Copy every line in which the string "this" occurs.
BEGIN SUPPLIED MATERIAL
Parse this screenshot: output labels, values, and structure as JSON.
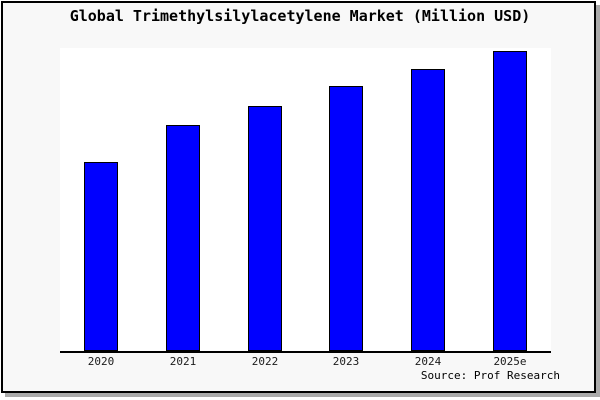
{
  "chart_data": {
    "type": "bar",
    "title": "Global Trimethylsilylacetylene Market (Million USD)",
    "categories": [
      "2020",
      "2021",
      "2022",
      "2023",
      "2024",
      "2025e"
    ],
    "values": [
      189,
      226,
      245,
      265,
      282,
      300
    ],
    "value_scale": "relative units (no y-axis tick labels shown in chart)",
    "xlabel": "",
    "ylabel": "",
    "ylim": [
      0,
      303
    ],
    "grid": false,
    "legend": false,
    "bar_color": "#0000ff",
    "bar_outline_color": "#000000"
  },
  "footer": {
    "source_note": "Source: Prof Research"
  },
  "colors": {
    "bar": "#0000ff",
    "bar_outline": "#000000",
    "plot_background": "#ffffff",
    "card_background": "#f8f8f8",
    "frame_border": "#000000",
    "frame_shadow": "#aaaaaa",
    "text": "#000000"
  }
}
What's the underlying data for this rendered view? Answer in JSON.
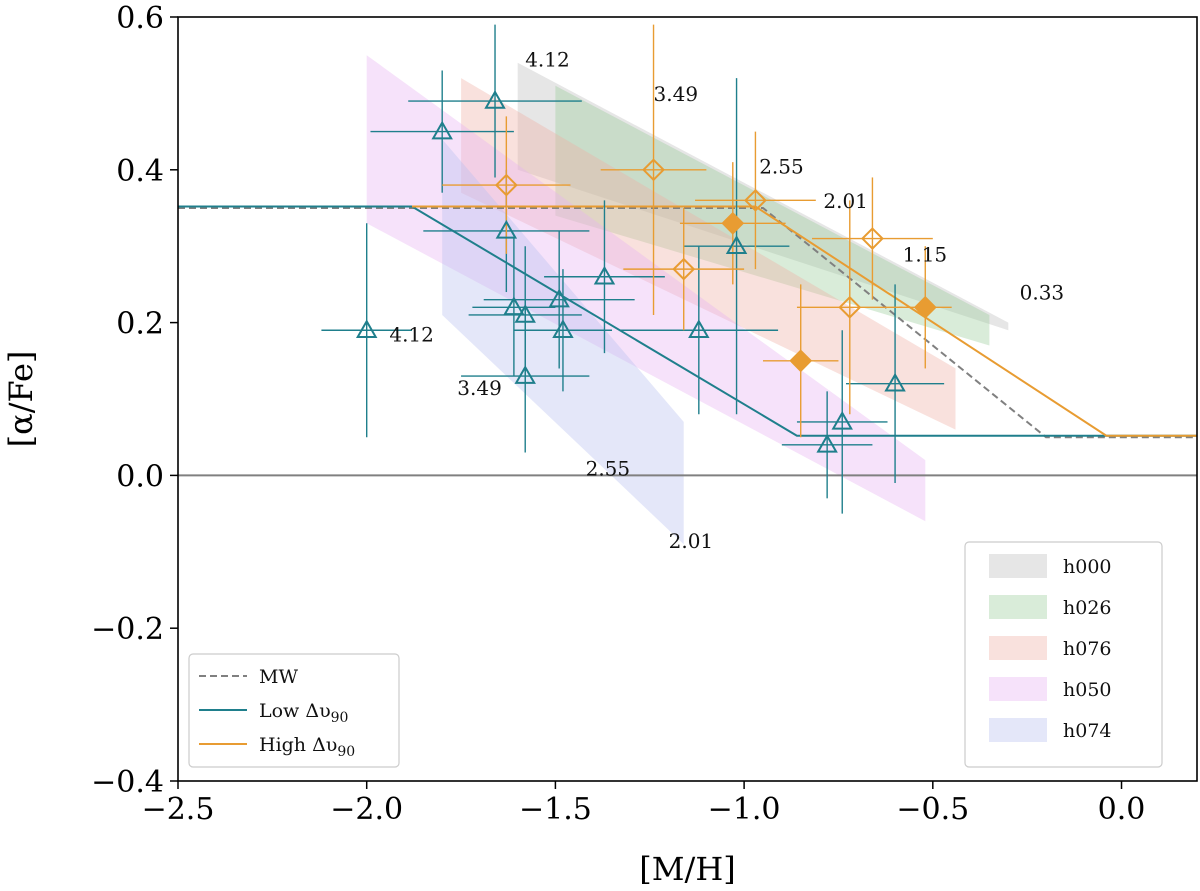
{
  "chart_data": {
    "type": "scatter",
    "xlabel": "[M/H]",
    "ylabel": "[α/Fe]",
    "xlim": [
      -2.5,
      0.2
    ],
    "ylim": [
      -0.4,
      0.6
    ],
    "xticks": [
      -2.5,
      -2.0,
      -1.5,
      -1.0,
      -0.5,
      0.0
    ],
    "xtick_labels": [
      "−2.5",
      "−2.0",
      "−1.5",
      "−1.0",
      "−0.5",
      "0.0"
    ],
    "yticks": [
      -0.4,
      -0.2,
      0.0,
      0.2,
      0.4,
      0.6
    ],
    "ytick_labels": [
      "−0.4",
      "−0.2",
      "0.0",
      "0.2",
      "0.4",
      "0.6"
    ],
    "reference_line": {
      "y": 0.0,
      "color": "#808080"
    },
    "colors": {
      "low": "#1f7f8c",
      "high": "#e89c32",
      "mw": "#808080"
    },
    "bands": [
      {
        "name": "h000",
        "color": "#bdbdbd",
        "upper": [
          [
            -1.6,
            0.54
          ],
          [
            -0.3,
            0.2
          ]
        ],
        "lower": [
          [
            -1.6,
            0.4
          ],
          [
            -0.3,
            0.19
          ]
        ]
      },
      {
        "name": "h026",
        "color": "#9ccc9c",
        "upper": [
          [
            -1.5,
            0.51
          ],
          [
            -0.35,
            0.21
          ]
        ],
        "lower": [
          [
            -1.5,
            0.34
          ],
          [
            -0.35,
            0.17
          ]
        ]
      },
      {
        "name": "h076",
        "color": "#f0b0a6",
        "upper": [
          [
            -1.75,
            0.52
          ],
          [
            -0.44,
            0.14
          ]
        ],
        "lower": [
          [
            -1.75,
            0.37
          ],
          [
            -0.44,
            0.06
          ]
        ]
      },
      {
        "name": "h050",
        "color": "#e7b3f2",
        "upper": [
          [
            -2.0,
            0.55
          ],
          [
            -0.52,
            0.02
          ]
        ],
        "lower": [
          [
            -2.0,
            0.33
          ],
          [
            -0.52,
            -0.06
          ]
        ]
      },
      {
        "name": "h074",
        "color": "#b8bfee",
        "upper": [
          [
            -1.8,
            0.44
          ],
          [
            -1.16,
            0.07
          ]
        ],
        "lower": [
          [
            -1.8,
            0.21
          ],
          [
            -1.16,
            -0.09
          ]
        ]
      }
    ],
    "band_labels": [
      {
        "text": "4.12",
        "x": -1.58,
        "y": 0.535
      },
      {
        "text": "3.49",
        "x": -1.24,
        "y": 0.49
      },
      {
        "text": "2.55",
        "x": -0.96,
        "y": 0.395
      },
      {
        "text": "2.01",
        "x": -0.79,
        "y": 0.35
      },
      {
        "text": "1.15",
        "x": -0.58,
        "y": 0.28
      },
      {
        "text": "0.33",
        "x": -0.27,
        "y": 0.23
      },
      {
        "text": "4.12",
        "x": -1.94,
        "y": 0.175
      },
      {
        "text": "3.49",
        "x": -1.76,
        "y": 0.105
      },
      {
        "text": "2.55",
        "x": -1.42,
        "y": 0.0
      },
      {
        "text": "2.01",
        "x": -1.2,
        "y": -0.095
      }
    ],
    "series": [
      {
        "name": "MW",
        "style": "dashed",
        "color": "#808080",
        "points": [
          [
            -2.5,
            0.35
          ],
          [
            -0.95,
            0.35
          ],
          [
            -0.2,
            0.05
          ],
          [
            0.2,
            0.05
          ]
        ]
      },
      {
        "name": "Low Δυ90",
        "style": "solid",
        "color": "#1f7f8c",
        "points": [
          [
            -2.5,
            0.352
          ],
          [
            -1.88,
            0.352
          ],
          [
            -0.86,
            0.052
          ],
          [
            0.2,
            0.052
          ]
        ]
      },
      {
        "name": "High Δυ90",
        "style": "solid",
        "color": "#e89c32",
        "points": [
          [
            -1.88,
            0.352
          ],
          [
            -0.97,
            0.352
          ],
          [
            -0.04,
            0.052
          ],
          [
            0.2,
            0.052
          ]
        ]
      }
    ],
    "low_points": [
      {
        "x": -2.0,
        "y": 0.19,
        "xerr": 0.12,
        "yerr": 0.14
      },
      {
        "x": -1.8,
        "y": 0.45,
        "xerr": 0.19,
        "yerr": 0.08
      },
      {
        "x": -1.66,
        "y": 0.49,
        "xerr": 0.23,
        "yerr": 0.1
      },
      {
        "x": -1.63,
        "y": 0.32,
        "xerr": 0.22,
        "yerr": 0.08
      },
      {
        "x": -1.61,
        "y": 0.22,
        "xerr": 0.11,
        "yerr": 0.09
      },
      {
        "x": -1.58,
        "y": 0.21,
        "xerr": 0.15,
        "yerr": 0.09
      },
      {
        "x": -1.58,
        "y": 0.13,
        "xerr": 0.17,
        "yerr": 0.1
      },
      {
        "x": -1.49,
        "y": 0.23,
        "xerr": 0.2,
        "yerr": 0.09
      },
      {
        "x": -1.48,
        "y": 0.19,
        "xerr": 0.13,
        "yerr": 0.08
      },
      {
        "x": -1.37,
        "y": 0.26,
        "xerr": 0.16,
        "yerr": 0.1
      },
      {
        "x": -1.12,
        "y": 0.19,
        "xerr": 0.21,
        "yerr": 0.11
      },
      {
        "x": -1.02,
        "y": 0.3,
        "xerr": 0.14,
        "yerr": 0.22
      },
      {
        "x": -0.78,
        "y": 0.04,
        "xerr": 0.12,
        "yerr": 0.07
      },
      {
        "x": -0.74,
        "y": 0.07,
        "xerr": 0.12,
        "yerr": 0.12
      },
      {
        "x": -0.6,
        "y": 0.12,
        "xerr": 0.13,
        "yerr": 0.13
      }
    ],
    "high_open_points": [
      {
        "x": -1.63,
        "y": 0.38,
        "xerr": 0.17,
        "yerr": 0.09
      },
      {
        "x": -1.24,
        "y": 0.4,
        "xerr": 0.14,
        "yerr": 0.19
      },
      {
        "x": -1.16,
        "y": 0.27,
        "xerr": 0.16,
        "yerr": 0.08
      },
      {
        "x": -0.97,
        "y": 0.36,
        "xerr": 0.16,
        "yerr": 0.09
      },
      {
        "x": -0.72,
        "y": 0.22,
        "xerr": 0.14,
        "yerr": 0.14
      },
      {
        "x": -0.66,
        "y": 0.31,
        "xerr": 0.16,
        "yerr": 0.08
      }
    ],
    "high_filled_points": [
      {
        "x": -1.03,
        "y": 0.33,
        "xerr": 0.14,
        "yerr": 0.08
      },
      {
        "x": -0.85,
        "y": 0.15,
        "xerr": 0.1,
        "yerr": 0.1
      },
      {
        "x": -0.52,
        "y": 0.22,
        "xerr": 0.07,
        "yerr": 0.08
      }
    ],
    "legend_lines": {
      "placement": "lower-left",
      "entries": [
        {
          "label": "MW",
          "sub": "",
          "style": "dashed",
          "color": "#808080"
        },
        {
          "label": "Low Δυ",
          "sub": "90",
          "style": "solid",
          "color": "#1f7f8c"
        },
        {
          "label": "High Δυ",
          "sub": "90",
          "style": "solid",
          "color": "#e89c32"
        }
      ]
    },
    "legend_bands": {
      "placement": "lower-right",
      "entries": [
        "h000",
        "h026",
        "h076",
        "h050",
        "h074"
      ]
    }
  }
}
END SUPPLIED MATERIAL
> [SOLUTION BELOW]:
Parse this screenshot: output labels, values, and structure as JSON.
What's the underlying data for this rendered view? Answer in JSON.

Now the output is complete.